_Dataset rows about figures_

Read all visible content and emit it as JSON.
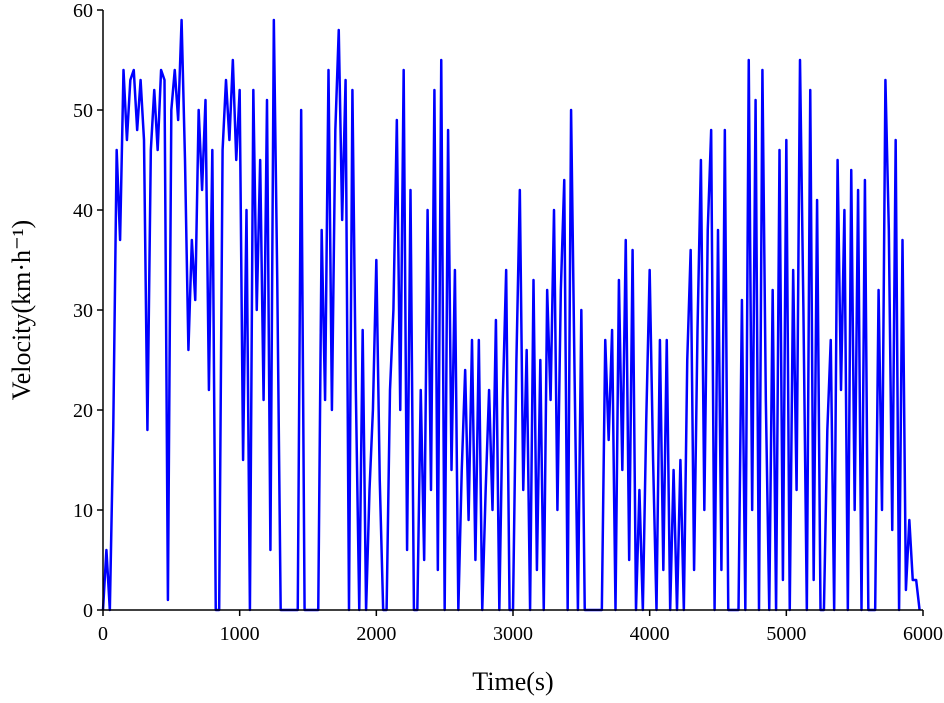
{
  "chart_data": {
    "type": "line",
    "x_label": "Time(s)",
    "y_label": "Velocity(km·h⁻¹)",
    "color": "#0000ff",
    "xlim": [
      0,
      6000
    ],
    "xticks": [
      0,
      1000,
      2000,
      3000,
      4000,
      5000,
      6000
    ],
    "ylim": [
      0,
      60
    ],
    "yticks": [
      0,
      10,
      20,
      30,
      40,
      50,
      60
    ],
    "x": [
      0,
      25,
      50,
      75,
      100,
      125,
      150,
      175,
      200,
      225,
      250,
      275,
      300,
      325,
      350,
      375,
      400,
      425,
      450,
      475,
      500,
      525,
      550,
      575,
      600,
      625,
      650,
      675,
      700,
      725,
      750,
      775,
      800,
      825,
      850,
      875,
      900,
      925,
      950,
      975,
      1000,
      1025,
      1050,
      1075,
      1100,
      1125,
      1150,
      1175,
      1200,
      1225,
      1250,
      1275,
      1300,
      1325,
      1350,
      1375,
      1400,
      1425,
      1450,
      1475,
      1500,
      1525,
      1550,
      1575,
      1600,
      1625,
      1650,
      1675,
      1700,
      1725,
      1750,
      1775,
      1800,
      1825,
      1850,
      1875,
      1900,
      1925,
      1950,
      1975,
      2000,
      2025,
      2050,
      2075,
      2100,
      2125,
      2150,
      2175,
      2200,
      2225,
      2250,
      2275,
      2300,
      2325,
      2350,
      2375,
      2400,
      2425,
      2450,
      2475,
      2500,
      2525,
      2550,
      2575,
      2600,
      2625,
      2650,
      2675,
      2700,
      2725,
      2750,
      2775,
      2800,
      2825,
      2850,
      2875,
      2900,
      2925,
      2950,
      2975,
      3000,
      3025,
      3050,
      3075,
      3100,
      3125,
      3150,
      3175,
      3200,
      3225,
      3250,
      3275,
      3300,
      3325,
      3350,
      3375,
      3400,
      3425,
      3450,
      3475,
      3500,
      3525,
      3550,
      3575,
      3600,
      3625,
      3650,
      3675,
      3700,
      3725,
      3750,
      3775,
      3800,
      3825,
      3850,
      3875,
      3900,
      3925,
      3950,
      3975,
      4000,
      4025,
      4050,
      4075,
      4100,
      4125,
      4150,
      4175,
      4200,
      4225,
      4250,
      4275,
      4300,
      4325,
      4350,
      4375,
      4400,
      4425,
      4450,
      4475,
      4500,
      4525,
      4550,
      4575,
      4600,
      4625,
      4650,
      4675,
      4700,
      4725,
      4750,
      4775,
      4800,
      4825,
      4850,
      4875,
      4900,
      4925,
      4950,
      4975,
      5000,
      5025,
      5050,
      5075,
      5100,
      5125,
      5150,
      5175,
      5200,
      5225,
      5250,
      5275,
      5300,
      5325,
      5350,
      5375,
      5400,
      5425,
      5450,
      5475,
      5500,
      5525,
      5550,
      5575,
      5600,
      5625,
      5650,
      5675,
      5700,
      5725,
      5750,
      5775,
      5800,
      5825,
      5850,
      5875,
      5900,
      5925,
      5950,
      5975
    ],
    "values": [
      0,
      6,
      0,
      18,
      46,
      37,
      54,
      47,
      53,
      54,
      48,
      53,
      47,
      18,
      46,
      52,
      46,
      54,
      53,
      1,
      50,
      54,
      49,
      59,
      45,
      26,
      37,
      31,
      50,
      42,
      51,
      22,
      46,
      0,
      0,
      46,
      53,
      47,
      55,
      45,
      52,
      15,
      40,
      0,
      52,
      30,
      45,
      21,
      51,
      6,
      59,
      33,
      0,
      0,
      0,
      0,
      0,
      0,
      50,
      0,
      0,
      0,
      0,
      0,
      38,
      21,
      54,
      20,
      48,
      58,
      39,
      53,
      0,
      52,
      22,
      0,
      28,
      0,
      12,
      20,
      35,
      13,
      0,
      0,
      22,
      30,
      49,
      20,
      54,
      6,
      42,
      0,
      0,
      22,
      5,
      40,
      12,
      52,
      4,
      55,
      0,
      48,
      14,
      34,
      0,
      14,
      24,
      9,
      27,
      5,
      27,
      0,
      12,
      22,
      10,
      29,
      0,
      21,
      34,
      0,
      0,
      25,
      42,
      12,
      26,
      0,
      33,
      4,
      25,
      0,
      32,
      21,
      40,
      10,
      32,
      43,
      0,
      50,
      24,
      0,
      30,
      0,
      0,
      0,
      0,
      0,
      0,
      27,
      17,
      28,
      0,
      33,
      14,
      37,
      5,
      36,
      0,
      12,
      0,
      19,
      34,
      15,
      0,
      27,
      4,
      27,
      0,
      14,
      0,
      15,
      0,
      25,
      36,
      4,
      28,
      45,
      10,
      38,
      48,
      0,
      38,
      4,
      48,
      0,
      0,
      0,
      0,
      31,
      0,
      55,
      10,
      51,
      0,
      54,
      21,
      0,
      32,
      0,
      46,
      3,
      47,
      0,
      34,
      12,
      55,
      30,
      0,
      52,
      3,
      41,
      0,
      0,
      18,
      27,
      0,
      45,
      22,
      40,
      0,
      44,
      10,
      42,
      0,
      43,
      0,
      0,
      0,
      32,
      10,
      53,
      38,
      8,
      47,
      0,
      37,
      2,
      9,
      3,
      3,
      0
    ]
  }
}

_THE REQUEST_
Transcribe the listing above verbatim. Omit the pictures.

_IN RESPONSE_
Read all visible content and emit it as JSON.
{
  "chart_data": {
    "type": "line",
    "x_label": "Time(s)",
    "y_label": "Velocity(km·h⁻¹)",
    "color": "#0000ff",
    "xlim": [
      0,
      6000
    ],
    "xticks": [
      0,
      1000,
      2000,
      3000,
      4000,
      5000,
      6000
    ],
    "ylim": [
      0,
      60
    ],
    "yticks": [
      0,
      10,
      20,
      30,
      40,
      50,
      60
    ],
    "x": [
      0,
      25,
      50,
      75,
      100,
      125,
      150,
      175,
      200,
      225,
      250,
      275,
      300,
      325,
      350,
      375,
      400,
      425,
      450,
      475,
      500,
      525,
      550,
      575,
      600,
      625,
      650,
      675,
      700,
      725,
      750,
      775,
      800,
      825,
      850,
      875,
      900,
      925,
      950,
      975,
      1000,
      1025,
      1050,
      1075,
      1100,
      1125,
      1150,
      1175,
      1200,
      1225,
      1250,
      1275,
      1300,
      1325,
      1350,
      1375,
      1400,
      1425,
      1450,
      1475,
      1500,
      1525,
      1550,
      1575,
      1600,
      1625,
      1650,
      1675,
      1700,
      1725,
      1750,
      1775,
      1800,
      1825,
      1850,
      1875,
      1900,
      1925,
      1950,
      1975,
      2000,
      2025,
      2050,
      2075,
      2100,
      2125,
      2150,
      2175,
      2200,
      2225,
      2250,
      2275,
      2300,
      2325,
      2350,
      2375,
      2400,
      2425,
      2450,
      2475,
      2500,
      2525,
      2550,
      2575,
      2600,
      2625,
      2650,
      2675,
      2700,
      2725,
      2750,
      2775,
      2800,
      2825,
      2850,
      2875,
      2900,
      2925,
      2950,
      2975,
      3000,
      3025,
      3050,
      3075,
      3100,
      3125,
      3150,
      3175,
      3200,
      3225,
      3250,
      3275,
      3300,
      3325,
      3350,
      3375,
      3400,
      3425,
      3450,
      3475,
      3500,
      3525,
      3550,
      3575,
      3600,
      3625,
      3650,
      3675,
      3700,
      3725,
      3750,
      3775,
      3800,
      3825,
      3850,
      3875,
      3900,
      3925,
      3950,
      3975,
      4000,
      4025,
      4050,
      4075,
      4100,
      4125,
      4150,
      4175,
      4200,
      4225,
      4250,
      4275,
      4300,
      4325,
      4350,
      4375,
      4400,
      4425,
      4450,
      4475,
      4500,
      4525,
      4550,
      4575,
      4600,
      4625,
      4650,
      4675,
      4700,
      4725,
      4750,
      4775,
      4800,
      4825,
      4850,
      4875,
      4900,
      4925,
      4950,
      4975,
      5000,
      5025,
      5050,
      5075,
      5100,
      5125,
      5150,
      5175,
      5200,
      5225,
      5250,
      5275,
      5300,
      5325,
      5350,
      5375,
      5400,
      5425,
      5450,
      5475,
      5500,
      5525,
      5550,
      5575,
      5600,
      5625,
      5650,
      5675,
      5700,
      5725,
      5750,
      5775,
      5800,
      5825,
      5850,
      5875,
      5900,
      5925,
      5950,
      5975
    ],
    "values": [
      0,
      6,
      0,
      18,
      46,
      37,
      54,
      47,
      53,
      54,
      48,
      53,
      47,
      18,
      46,
      52,
      46,
      54,
      53,
      1,
      50,
      54,
      49,
      59,
      45,
      26,
      37,
      31,
      50,
      42,
      51,
      22,
      46,
      0,
      0,
      46,
      53,
      47,
      55,
      45,
      52,
      15,
      40,
      0,
      52,
      30,
      45,
      21,
      51,
      6,
      59,
      33,
      0,
      0,
      0,
      0,
      0,
      0,
      50,
      0,
      0,
      0,
      0,
      0,
      38,
      21,
      54,
      20,
      48,
      58,
      39,
      53,
      0,
      52,
      22,
      0,
      28,
      0,
      12,
      20,
      35,
      13,
      0,
      0,
      22,
      30,
      49,
      20,
      54,
      6,
      42,
      0,
      0,
      22,
      5,
      40,
      12,
      52,
      4,
      55,
      0,
      48,
      14,
      34,
      0,
      14,
      24,
      9,
      27,
      5,
      27,
      0,
      12,
      22,
      10,
      29,
      0,
      21,
      34,
      0,
      0,
      25,
      42,
      12,
      26,
      0,
      33,
      4,
      25,
      0,
      32,
      21,
      40,
      10,
      32,
      43,
      0,
      50,
      24,
      0,
      30,
      0,
      0,
      0,
      0,
      0,
      0,
      27,
      17,
      28,
      0,
      33,
      14,
      37,
      5,
      36,
      0,
      12,
      0,
      19,
      34,
      15,
      0,
      27,
      4,
      27,
      0,
      14,
      0,
      15,
      0,
      25,
      36,
      4,
      28,
      45,
      10,
      38,
      48,
      0,
      38,
      4,
      48,
      0,
      0,
      0,
      0,
      31,
      0,
      55,
      10,
      51,
      0,
      54,
      21,
      0,
      32,
      0,
      46,
      3,
      47,
      0,
      34,
      12,
      55,
      30,
      0,
      52,
      3,
      41,
      0,
      0,
      18,
      27,
      0,
      45,
      22,
      40,
      0,
      44,
      10,
      42,
      0,
      43,
      0,
      0,
      0,
      32,
      10,
      53,
      38,
      8,
      47,
      0,
      37,
      2,
      9,
      3,
      3,
      0
    ]
  }
}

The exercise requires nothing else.